(Recorded data)
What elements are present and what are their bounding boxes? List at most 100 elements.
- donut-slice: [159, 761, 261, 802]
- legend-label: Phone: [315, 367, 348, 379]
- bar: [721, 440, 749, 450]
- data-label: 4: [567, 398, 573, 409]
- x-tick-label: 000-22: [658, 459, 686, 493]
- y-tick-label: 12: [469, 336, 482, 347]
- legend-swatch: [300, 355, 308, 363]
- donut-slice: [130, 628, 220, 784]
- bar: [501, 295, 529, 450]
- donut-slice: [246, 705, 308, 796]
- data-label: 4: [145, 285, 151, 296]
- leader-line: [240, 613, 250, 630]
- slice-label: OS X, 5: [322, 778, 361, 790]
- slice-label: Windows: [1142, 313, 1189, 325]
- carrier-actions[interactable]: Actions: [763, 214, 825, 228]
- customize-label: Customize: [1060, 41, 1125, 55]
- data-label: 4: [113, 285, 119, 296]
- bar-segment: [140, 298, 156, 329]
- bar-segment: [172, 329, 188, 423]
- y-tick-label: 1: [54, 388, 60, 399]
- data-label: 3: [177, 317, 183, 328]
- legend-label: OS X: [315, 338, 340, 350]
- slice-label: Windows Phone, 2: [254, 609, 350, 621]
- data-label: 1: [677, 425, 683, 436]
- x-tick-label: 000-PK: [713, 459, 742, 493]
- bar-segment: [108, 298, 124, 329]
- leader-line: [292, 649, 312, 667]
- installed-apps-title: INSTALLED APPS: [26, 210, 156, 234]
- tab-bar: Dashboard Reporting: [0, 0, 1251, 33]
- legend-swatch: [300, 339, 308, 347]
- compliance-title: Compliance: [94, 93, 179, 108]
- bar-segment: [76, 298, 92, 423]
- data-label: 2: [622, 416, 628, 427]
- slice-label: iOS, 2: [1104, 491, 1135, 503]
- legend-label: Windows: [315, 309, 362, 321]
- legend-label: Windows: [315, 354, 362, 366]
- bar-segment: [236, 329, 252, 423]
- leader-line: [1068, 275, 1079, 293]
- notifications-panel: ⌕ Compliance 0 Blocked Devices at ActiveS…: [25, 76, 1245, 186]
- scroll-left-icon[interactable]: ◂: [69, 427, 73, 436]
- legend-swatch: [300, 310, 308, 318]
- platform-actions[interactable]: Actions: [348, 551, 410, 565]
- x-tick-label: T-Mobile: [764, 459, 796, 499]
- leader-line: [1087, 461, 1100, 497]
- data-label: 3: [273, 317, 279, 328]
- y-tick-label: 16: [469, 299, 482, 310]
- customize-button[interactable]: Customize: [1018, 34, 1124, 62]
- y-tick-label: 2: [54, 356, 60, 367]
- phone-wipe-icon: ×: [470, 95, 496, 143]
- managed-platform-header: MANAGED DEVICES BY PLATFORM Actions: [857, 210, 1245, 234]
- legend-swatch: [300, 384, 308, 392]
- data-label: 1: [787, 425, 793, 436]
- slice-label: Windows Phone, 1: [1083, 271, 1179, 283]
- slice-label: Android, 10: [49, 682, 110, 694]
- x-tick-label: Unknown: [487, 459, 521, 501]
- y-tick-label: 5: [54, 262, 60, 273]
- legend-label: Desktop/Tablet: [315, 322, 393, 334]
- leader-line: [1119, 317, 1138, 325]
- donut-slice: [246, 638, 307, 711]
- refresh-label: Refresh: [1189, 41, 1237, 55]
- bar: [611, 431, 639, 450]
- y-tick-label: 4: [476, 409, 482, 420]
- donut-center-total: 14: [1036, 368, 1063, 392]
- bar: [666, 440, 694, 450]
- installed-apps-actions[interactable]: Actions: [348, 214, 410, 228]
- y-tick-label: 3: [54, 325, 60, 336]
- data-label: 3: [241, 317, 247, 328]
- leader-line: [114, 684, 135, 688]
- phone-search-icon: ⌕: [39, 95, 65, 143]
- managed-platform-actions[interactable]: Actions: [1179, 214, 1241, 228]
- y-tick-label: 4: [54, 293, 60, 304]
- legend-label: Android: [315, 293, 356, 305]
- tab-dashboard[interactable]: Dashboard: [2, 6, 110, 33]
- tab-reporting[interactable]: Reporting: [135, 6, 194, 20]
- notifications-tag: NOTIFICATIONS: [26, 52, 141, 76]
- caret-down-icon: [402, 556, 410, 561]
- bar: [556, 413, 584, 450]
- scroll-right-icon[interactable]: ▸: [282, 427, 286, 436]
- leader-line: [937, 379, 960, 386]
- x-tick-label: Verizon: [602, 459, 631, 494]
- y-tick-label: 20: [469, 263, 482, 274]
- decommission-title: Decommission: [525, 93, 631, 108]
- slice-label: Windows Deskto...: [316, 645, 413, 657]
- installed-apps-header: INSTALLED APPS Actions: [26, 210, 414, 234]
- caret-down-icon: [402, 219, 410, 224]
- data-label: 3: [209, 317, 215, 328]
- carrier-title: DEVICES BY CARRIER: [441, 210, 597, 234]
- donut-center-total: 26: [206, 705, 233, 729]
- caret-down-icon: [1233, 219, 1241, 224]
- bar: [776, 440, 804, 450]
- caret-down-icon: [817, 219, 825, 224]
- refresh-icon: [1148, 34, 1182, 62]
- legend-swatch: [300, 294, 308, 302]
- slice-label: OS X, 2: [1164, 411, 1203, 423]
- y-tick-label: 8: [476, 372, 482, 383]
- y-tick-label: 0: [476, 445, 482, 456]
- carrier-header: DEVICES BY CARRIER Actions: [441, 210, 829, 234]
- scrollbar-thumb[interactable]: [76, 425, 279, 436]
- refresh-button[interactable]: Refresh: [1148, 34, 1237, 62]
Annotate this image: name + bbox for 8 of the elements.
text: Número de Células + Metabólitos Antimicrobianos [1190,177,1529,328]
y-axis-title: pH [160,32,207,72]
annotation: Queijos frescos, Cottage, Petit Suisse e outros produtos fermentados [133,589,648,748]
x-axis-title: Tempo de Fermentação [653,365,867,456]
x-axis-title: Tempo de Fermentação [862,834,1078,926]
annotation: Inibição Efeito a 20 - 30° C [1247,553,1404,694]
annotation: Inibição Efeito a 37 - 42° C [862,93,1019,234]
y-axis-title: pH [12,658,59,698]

**WHAT YOU SHOULD DO:**
Copy every line of the recorded data above verbatim, from the first line to the last.

**WORKED SOLUTION:**
What elements are present and what are their bounding boxes? List at most 100 elements.
- donut-slice: [159, 761, 261, 802]
- legend-label: Phone: [315, 367, 348, 379]
- bar: [721, 440, 749, 450]
- data-label: 4: [567, 398, 573, 409]
- x-tick-label: 000-22: [658, 459, 686, 493]
- y-tick-label: 12: [469, 336, 482, 347]
- legend-swatch: [300, 355, 308, 363]
- donut-slice: [130, 628, 220, 784]
- bar: [501, 295, 529, 450]
- donut-slice: [246, 705, 308, 796]
- data-label: 4: [145, 285, 151, 296]
- leader-line: [240, 613, 250, 630]
- slice-label: OS X, 5: [322, 778, 361, 790]
- slice-label: Windows: [1142, 313, 1189, 325]
- carrier-actions[interactable]: Actions: [763, 214, 825, 228]
- customize-label: Customize: [1060, 41, 1125, 55]
- data-label: 4: [113, 285, 119, 296]
- bar-segment: [140, 298, 156, 329]
- bar-segment: [172, 329, 188, 423]
- y-tick-label: 1: [54, 388, 60, 399]
- data-label: 3: [177, 317, 183, 328]
- legend-label: OS X: [315, 338, 340, 350]
- slice-label: Windows Phone, 2: [254, 609, 350, 621]
- data-label: 1: [677, 425, 683, 436]
- x-tick-label: 000-PK: [713, 459, 742, 493]
- bar-segment: [108, 298, 124, 329]
- leader-line: [292, 649, 312, 667]
- installed-apps-title: INSTALLED APPS: [26, 210, 156, 234]
- tab-bar: Dashboard Reporting: [0, 0, 1251, 33]
- legend-swatch: [300, 339, 308, 347]
- compliance-title: Compliance: [94, 93, 179, 108]
- bar-segment: [76, 298, 92, 423]
- data-label: 2: [622, 416, 628, 427]
- slice-label: iOS, 2: [1104, 491, 1135, 503]
- legend-label: Windows: [315, 309, 362, 321]
- legend-label: Windows: [315, 354, 362, 366]
- bar-segment: [236, 329, 252, 423]
- leader-line: [1068, 275, 1079, 293]
- notifications-panel: ⌕ Compliance 0 Blocked Devices at ActiveS…: [25, 76, 1245, 186]
- scroll-left-icon[interactable]: ◂: [69, 427, 73, 436]
- legend-swatch: [300, 310, 308, 318]
- platform-actions[interactable]: Actions: [348, 551, 410, 565]
- x-tick-label: T-Mobile: [764, 459, 796, 499]
- leader-line: [1087, 461, 1100, 497]
- data-label: 3: [273, 317, 279, 328]
- y-tick-label: 16: [469, 299, 482, 310]
- customize-button[interactable]: Customize: [1018, 34, 1124, 62]
- y-tick-label: 2: [54, 356, 60, 367]
- phone-wipe-icon: ×: [470, 95, 496, 143]
- managed-platform-header: MANAGED DEVICES BY PLATFORM Actions: [857, 210, 1245, 234]
- legend-swatch: [300, 384, 308, 392]
- data-label: 1: [787, 425, 793, 436]
- slice-label: Windows Phone, 1: [1083, 271, 1179, 283]
- slice-label: Android, 10: [49, 682, 110, 694]
- x-tick-label: Unknown: [487, 459, 521, 501]
- y-tick-label: 5: [54, 262, 60, 273]
- legend-label: Desktop/Tablet: [315, 322, 393, 334]
- leader-line: [1119, 317, 1138, 325]
- donut-slice: [246, 638, 307, 711]
- refresh-label: Refresh: [1189, 41, 1237, 55]
- bar: [611, 431, 639, 450]
- y-tick-label: 4: [476, 409, 482, 420]
- donut-center-total: 14: [1036, 368, 1063, 392]
- bar: [666, 440, 694, 450]
- installed-apps-actions[interactable]: Actions: [348, 214, 410, 228]
- y-tick-label: 3: [54, 325, 60, 336]
- data-label: 3: [241, 317, 247, 328]
- leader-line: [114, 684, 135, 688]
- phone-search-icon: ⌕: [39, 95, 65, 143]
- managed-platform-actions[interactable]: Actions: [1179, 214, 1241, 228]
- y-tick-label: 4: [54, 293, 60, 304]
- legend-label: Android: [315, 293, 356, 305]
- tab-dashboard[interactable]: Dashboard: [2, 6, 110, 33]
- tab-reporting[interactable]: Reporting: [135, 6, 194, 20]
- notifications-tag: NOTIFICATIONS: [26, 52, 141, 76]
- caret-down-icon: [402, 556, 410, 561]
- bar: [556, 413, 584, 450]
- scroll-right-icon[interactable]: ▸: [282, 427, 286, 436]
- leader-line: [937, 379, 960, 386]
- x-tick-label: Verizon: [602, 459, 631, 494]
- y-tick-label: 20: [469, 263, 482, 274]
- decommission-title: Decommission: [525, 93, 631, 108]
- slice-label: Windows Deskto...: [316, 645, 413, 657]
- installed-apps-header: INSTALLED APPS Actions: [26, 210, 414, 234]
- caret-down-icon: [402, 219, 410, 224]
- data-label: 3: [209, 317, 215, 328]
- carrier-title: DEVICES BY CARRIER: [441, 210, 597, 234]
- donut-center-total: 26: [206, 705, 233, 729]
- caret-down-icon: [1233, 219, 1241, 224]
- bar: [776, 440, 804, 450]
- caret-down-icon: [817, 219, 825, 224]
- refresh-icon: [1148, 34, 1182, 62]
- legend-swatch: [300, 294, 308, 302]
- slice-label: OS X, 2: [1164, 411, 1203, 423]
- y-tick-label: 8: [476, 372, 482, 383]
- y-tick-label: 0: [476, 445, 482, 456]
- carrier-header: DEVICES BY CARRIER Actions: [441, 210, 829, 234]
- scrollbar-thumb[interactable]: [76, 425, 279, 436]
- refresh-button[interactable]: Refresh: [1148, 34, 1237, 62]
Annotate this image: name + bbox for 8 of the elements.
text: Número de Células + Metabólitos Antimicrobianos [1190,177,1529,328]
y-axis-title: pH [160,32,207,72]
annotation: Queijos frescos, Cottage, Petit Suisse e outros produtos fermentados [133,589,648,748]
x-axis-title: Tempo de Fermentação [653,365,867,456]
x-axis-title: Tempo de Fermentação [862,834,1078,926]
annotation: Inibição Efeito a 20 - 30° C [1247,553,1404,694]
annotation: Inibição Efeito a 37 - 42° C [862,93,1019,234]
y-axis-title: pH [12,658,59,698]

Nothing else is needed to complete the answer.